--- PROVIDED RECORDS ---

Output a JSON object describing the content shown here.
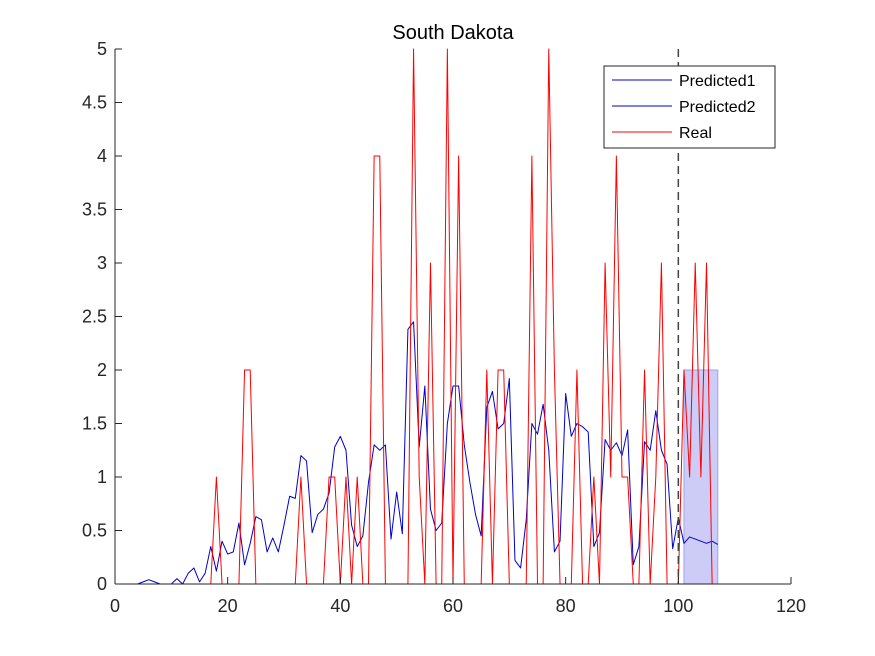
{
  "chart_data": {
    "type": "line",
    "title": "South Dakota",
    "xlabel": "",
    "ylabel": "",
    "xlim": [
      0,
      120
    ],
    "ylim": [
      0,
      5
    ],
    "xticks": [
      0,
      20,
      40,
      60,
      80,
      100,
      120
    ],
    "yticks": [
      0,
      0.5,
      1,
      1.5,
      2,
      2.5,
      3,
      3.5,
      4,
      4.5,
      5
    ],
    "xtick_labels": [
      "0",
      "20",
      "40",
      "60",
      "80",
      "100",
      "120"
    ],
    "ytick_labels": [
      "0",
      "0.5",
      "1",
      "1.5",
      "2",
      "2.5",
      "3",
      "3.5",
      "4",
      "4.5",
      "5"
    ],
    "grid": false,
    "legend_position": "top-right",
    "vline_x": 100,
    "shaded_band": {
      "x_start": 101,
      "x_end": 107,
      "y_low": 0,
      "y_high": 2,
      "color": "#c6c6f5"
    },
    "series": [
      {
        "name": "Predicted1",
        "color": "#0000cc",
        "x": [
          1,
          2,
          3,
          4,
          5,
          6,
          7,
          8,
          9,
          10,
          11,
          12,
          13,
          14,
          15,
          16,
          17,
          18,
          19,
          20,
          21,
          22,
          23,
          24,
          25,
          26,
          27,
          28,
          29,
          30,
          31,
          32,
          33,
          34,
          35,
          36,
          37,
          38,
          39,
          40,
          41,
          42,
          43,
          44,
          45,
          46,
          47,
          48,
          49,
          50,
          51,
          52,
          53,
          54,
          55,
          56,
          57,
          58,
          59,
          60,
          61,
          62,
          63,
          64,
          65,
          66,
          67,
          68,
          69,
          70,
          71,
          72,
          73,
          74,
          75,
          76,
          77,
          78,
          79,
          80,
          81,
          82,
          83,
          84,
          85,
          86,
          87,
          88,
          89,
          90,
          91,
          92,
          93,
          94,
          95,
          96,
          97,
          98,
          99,
          100
        ],
        "y": [
          0,
          0,
          0,
          0,
          0.02,
          0.04,
          0.02,
          0,
          0,
          0,
          0.05,
          0,
          0.1,
          0.15,
          0.02,
          0.1,
          0.35,
          0.12,
          0.4,
          0.28,
          0.3,
          0.57,
          0.18,
          0.38,
          0.63,
          0.6,
          0.3,
          0.43,
          0.3,
          0.55,
          0.82,
          0.8,
          1.2,
          1.15,
          0.48,
          0.65,
          0.7,
          0.85,
          1.28,
          1.38,
          1.25,
          0.55,
          0.35,
          0.45,
          0.95,
          1.3,
          1.25,
          1.3,
          0.42,
          0.86,
          0.47,
          2.38,
          2.45,
          1.28,
          1.85,
          0.7,
          0.5,
          0.57,
          1.5,
          1.85,
          1.85,
          1.3,
          0.95,
          0.65,
          0.45,
          1.65,
          1.8,
          1.45,
          1.5,
          1.92,
          0.22,
          0.15,
          0.6,
          1.5,
          1.4,
          1.68,
          1.25,
          0.3,
          0.4,
          1.78,
          1.38,
          1.5,
          1.47,
          1.42,
          0.35,
          0.48,
          1.35,
          1.25,
          1.32,
          1.2,
          1.44,
          0.18,
          0.35,
          1.33,
          1.25,
          1.62,
          1.25,
          1.12,
          0.33,
          0.62
        ]
      },
      {
        "name": "Predicted2",
        "color": "#0000cc",
        "x": [
          100,
          101,
          102,
          103,
          104,
          105,
          106,
          107
        ],
        "y": [
          0.62,
          0.38,
          0.44,
          0.42,
          0.4,
          0.38,
          0.4,
          0.37
        ]
      },
      {
        "name": "Real",
        "color": "#ff0000",
        "x": [
          1,
          2,
          3,
          4,
          5,
          6,
          7,
          8,
          9,
          10,
          11,
          12,
          13,
          14,
          15,
          16,
          17,
          18,
          19,
          20,
          21,
          22,
          23,
          24,
          25,
          26,
          27,
          28,
          29,
          30,
          31,
          32,
          33,
          34,
          35,
          36,
          37,
          38,
          39,
          40,
          41,
          42,
          43,
          44,
          45,
          46,
          47,
          48,
          49,
          50,
          51,
          52,
          53,
          54,
          55,
          56,
          57,
          58,
          59,
          60,
          61,
          62,
          63,
          64,
          65,
          66,
          67,
          68,
          69,
          70,
          71,
          72,
          73,
          74,
          75,
          76,
          77,
          78,
          79,
          80,
          81,
          82,
          83,
          84,
          85,
          86,
          87,
          88,
          89,
          90,
          91,
          92,
          93,
          94,
          95,
          96,
          97,
          98,
          99,
          100,
          101,
          102,
          103,
          104,
          105,
          106,
          107
        ],
        "y": [
          0,
          0,
          0,
          0,
          0,
          0,
          0,
          0,
          0,
          0,
          0,
          0,
          0,
          0,
          0,
          0,
          0,
          1,
          0,
          0,
          0,
          0,
          2,
          2,
          0,
          0,
          0,
          0,
          0,
          0,
          0,
          0,
          1,
          0,
          0,
          0,
          0,
          1,
          1,
          0,
          1,
          0,
          1,
          0,
          0,
          4,
          4,
          0,
          0,
          0,
          0,
          0,
          5,
          1,
          0,
          3,
          0,
          0,
          5,
          0,
          4,
          0,
          0,
          0,
          0,
          2,
          0,
          2,
          2,
          0,
          0,
          0,
          0,
          4,
          0,
          0,
          5,
          2,
          0,
          0,
          0,
          2,
          0,
          0,
          1,
          0,
          3,
          1,
          4,
          1,
          1,
          0,
          0,
          2,
          0,
          1,
          3,
          0,
          0,
          0,
          2,
          1,
          3,
          1,
          3,
          0,
          0
        ]
      }
    ]
  }
}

---

* _SET TASK_:
Each entry shown above must be quoted exactly, with its pictures left out.

* _TASK RESULT_:
Output a JSON object describing the content shown here.
{
  "chart_data": {
    "type": "line",
    "title": "South Dakota",
    "xlabel": "",
    "ylabel": "",
    "xlim": [
      0,
      120
    ],
    "ylim": [
      0,
      5
    ],
    "xticks": [
      0,
      20,
      40,
      60,
      80,
      100,
      120
    ],
    "yticks": [
      0,
      0.5,
      1,
      1.5,
      2,
      2.5,
      3,
      3.5,
      4,
      4.5,
      5
    ],
    "xtick_labels": [
      "0",
      "20",
      "40",
      "60",
      "80",
      "100",
      "120"
    ],
    "ytick_labels": [
      "0",
      "0.5",
      "1",
      "1.5",
      "2",
      "2.5",
      "3",
      "3.5",
      "4",
      "4.5",
      "5"
    ],
    "grid": false,
    "legend_position": "top-right",
    "vline_x": 100,
    "shaded_band": {
      "x_start": 101,
      "x_end": 107,
      "y_low": 0,
      "y_high": 2,
      "color": "#c6c6f5"
    },
    "series": [
      {
        "name": "Predicted1",
        "color": "#0000cc",
        "x": [
          1,
          2,
          3,
          4,
          5,
          6,
          7,
          8,
          9,
          10,
          11,
          12,
          13,
          14,
          15,
          16,
          17,
          18,
          19,
          20,
          21,
          22,
          23,
          24,
          25,
          26,
          27,
          28,
          29,
          30,
          31,
          32,
          33,
          34,
          35,
          36,
          37,
          38,
          39,
          40,
          41,
          42,
          43,
          44,
          45,
          46,
          47,
          48,
          49,
          50,
          51,
          52,
          53,
          54,
          55,
          56,
          57,
          58,
          59,
          60,
          61,
          62,
          63,
          64,
          65,
          66,
          67,
          68,
          69,
          70,
          71,
          72,
          73,
          74,
          75,
          76,
          77,
          78,
          79,
          80,
          81,
          82,
          83,
          84,
          85,
          86,
          87,
          88,
          89,
          90,
          91,
          92,
          93,
          94,
          95,
          96,
          97,
          98,
          99,
          100
        ],
        "y": [
          0,
          0,
          0,
          0,
          0.02,
          0.04,
          0.02,
          0,
          0,
          0,
          0.05,
          0,
          0.1,
          0.15,
          0.02,
          0.1,
          0.35,
          0.12,
          0.4,
          0.28,
          0.3,
          0.57,
          0.18,
          0.38,
          0.63,
          0.6,
          0.3,
          0.43,
          0.3,
          0.55,
          0.82,
          0.8,
          1.2,
          1.15,
          0.48,
          0.65,
          0.7,
          0.85,
          1.28,
          1.38,
          1.25,
          0.55,
          0.35,
          0.45,
          0.95,
          1.3,
          1.25,
          1.3,
          0.42,
          0.86,
          0.47,
          2.38,
          2.45,
          1.28,
          1.85,
          0.7,
          0.5,
          0.57,
          1.5,
          1.85,
          1.85,
          1.3,
          0.95,
          0.65,
          0.45,
          1.65,
          1.8,
          1.45,
          1.5,
          1.92,
          0.22,
          0.15,
          0.6,
          1.5,
          1.4,
          1.68,
          1.25,
          0.3,
          0.4,
          1.78,
          1.38,
          1.5,
          1.47,
          1.42,
          0.35,
          0.48,
          1.35,
          1.25,
          1.32,
          1.2,
          1.44,
          0.18,
          0.35,
          1.33,
          1.25,
          1.62,
          1.25,
          1.12,
          0.33,
          0.62
        ]
      },
      {
        "name": "Predicted2",
        "color": "#0000cc",
        "x": [
          100,
          101,
          102,
          103,
          104,
          105,
          106,
          107
        ],
        "y": [
          0.62,
          0.38,
          0.44,
          0.42,
          0.4,
          0.38,
          0.4,
          0.37
        ]
      },
      {
        "name": "Real",
        "color": "#ff0000",
        "x": [
          1,
          2,
          3,
          4,
          5,
          6,
          7,
          8,
          9,
          10,
          11,
          12,
          13,
          14,
          15,
          16,
          17,
          18,
          19,
          20,
          21,
          22,
          23,
          24,
          25,
          26,
          27,
          28,
          29,
          30,
          31,
          32,
          33,
          34,
          35,
          36,
          37,
          38,
          39,
          40,
          41,
          42,
          43,
          44,
          45,
          46,
          47,
          48,
          49,
          50,
          51,
          52,
          53,
          54,
          55,
          56,
          57,
          58,
          59,
          60,
          61,
          62,
          63,
          64,
          65,
          66,
          67,
          68,
          69,
          70,
          71,
          72,
          73,
          74,
          75,
          76,
          77,
          78,
          79,
          80,
          81,
          82,
          83,
          84,
          85,
          86,
          87,
          88,
          89,
          90,
          91,
          92,
          93,
          94,
          95,
          96,
          97,
          98,
          99,
          100,
          101,
          102,
          103,
          104,
          105,
          106,
          107
        ],
        "y": [
          0,
          0,
          0,
          0,
          0,
          0,
          0,
          0,
          0,
          0,
          0,
          0,
          0,
          0,
          0,
          0,
          0,
          1,
          0,
          0,
          0,
          0,
          2,
          2,
          0,
          0,
          0,
          0,
          0,
          0,
          0,
          0,
          1,
          0,
          0,
          0,
          0,
          1,
          1,
          0,
          1,
          0,
          1,
          0,
          0,
          4,
          4,
          0,
          0,
          0,
          0,
          0,
          5,
          1,
          0,
          3,
          0,
          0,
          5,
          0,
          4,
          0,
          0,
          0,
          0,
          2,
          0,
          2,
          2,
          0,
          0,
          0,
          0,
          4,
          0,
          0,
          5,
          2,
          0,
          0,
          0,
          2,
          0,
          0,
          1,
          0,
          3,
          1,
          4,
          1,
          1,
          0,
          0,
          2,
          0,
          1,
          3,
          0,
          0,
          0,
          2,
          1,
          3,
          1,
          3,
          0,
          0
        ]
      }
    ]
  }
}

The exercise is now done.